(begin)

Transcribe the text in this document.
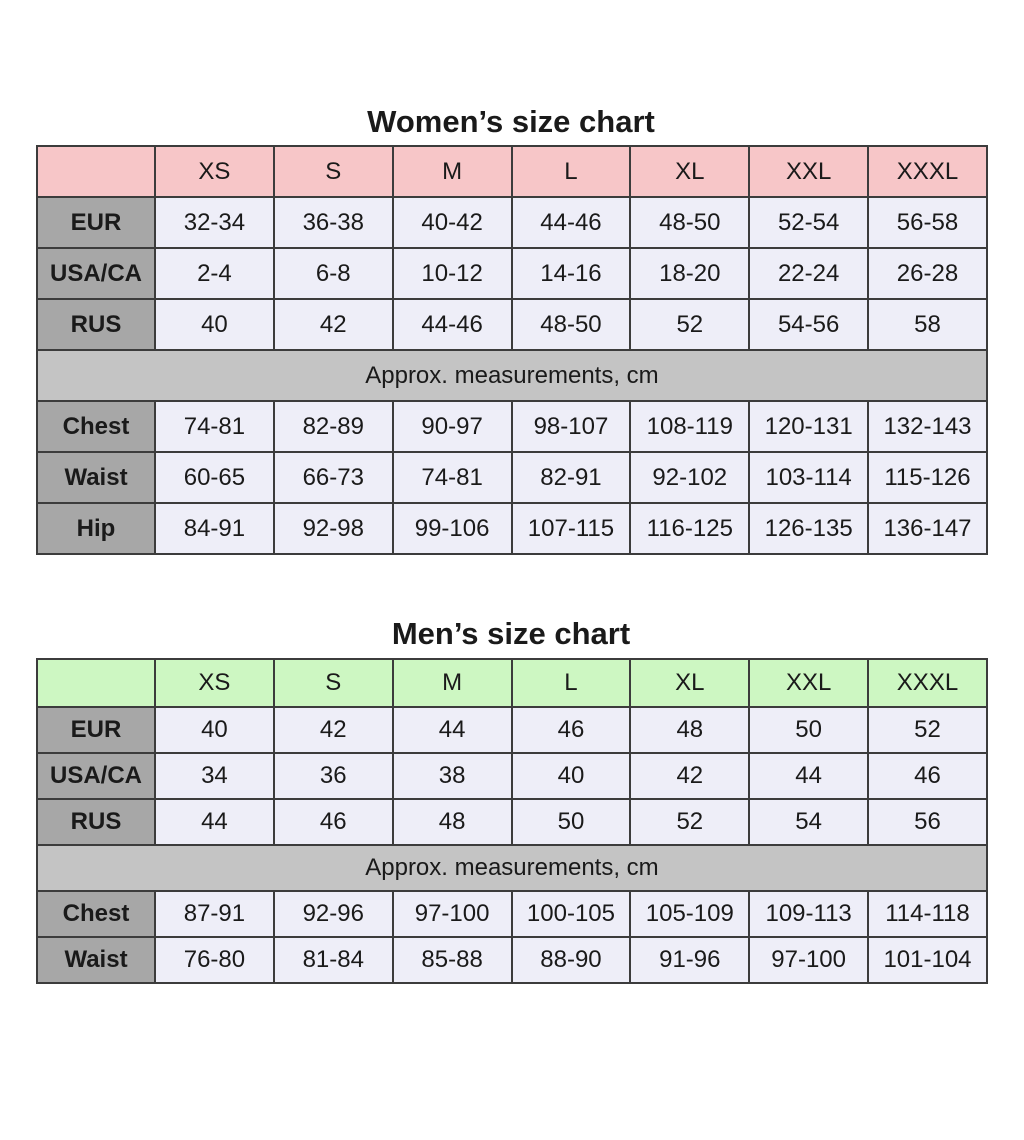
Women’s size chart
	XS	S	M	L	XL	XXL	XXXL
EUR	32-34	36-38	40-42	44-46	48-50	52-54	56-58
USA/CA	2-4	6-8	10-12	14-16	18-20	22-24	26-28
RUS	40	42	44-46	48-50	52	54-56	58
Approx. measurements, cm							
Chest	74-81	82-89	90-97	98-107	108-119	120-131	132-143
Waist	60-65	66-73	74-81	82-91	92-102	103-114	115-126
Hip	84-91	92-98	99-106	107-115	116-125	126-135	136-147
Men’s size chart
	XS	S	M	L	XL	XXL	XXXL
EUR	40	42	44	46	48	50	52
USA/CA	34	36	38	40	42	44	46
RUS	44	46	48	50	52	54	56
Approx. measurements, cm							
Chest	87-91	92-96	97-100	100-105	105-109	109-113	114-118
Waist	76-80	81-84	85-88	88-90	91-96	97-100	101-104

(end)

- **Brief**
Each record should be quoted exactly, with the images omitted.

- **Expected answer**
Transcribe the text in this document.
Women’s size chart
	XS	S	M	L	XL	XXL	XXXL
EUR	32-34	36-38	40-42	44-46	48-50	52-54	56-58
USA/CA	2-4	6-8	10-12	14-16	18-20	22-24	26-28
RUS	40	42	44-46	48-50	52	54-56	58
Approx. measurements, cm							
Chest	74-81	82-89	90-97	98-107	108-119	120-131	132-143
Waist	60-65	66-73	74-81	82-91	92-102	103-114	115-126
Hip	84-91	92-98	99-106	107-115	116-125	126-135	136-147
Men’s size chart
	XS	S	M	L	XL	XXL	XXXL
EUR	40	42	44	46	48	50	52
USA/CA	34	36	38	40	42	44	46
RUS	44	46	48	50	52	54	56
Approx. measurements, cm							
Chest	87-91	92-96	97-100	100-105	105-109	109-113	114-118
Waist	76-80	81-84	85-88	88-90	91-96	97-100	101-104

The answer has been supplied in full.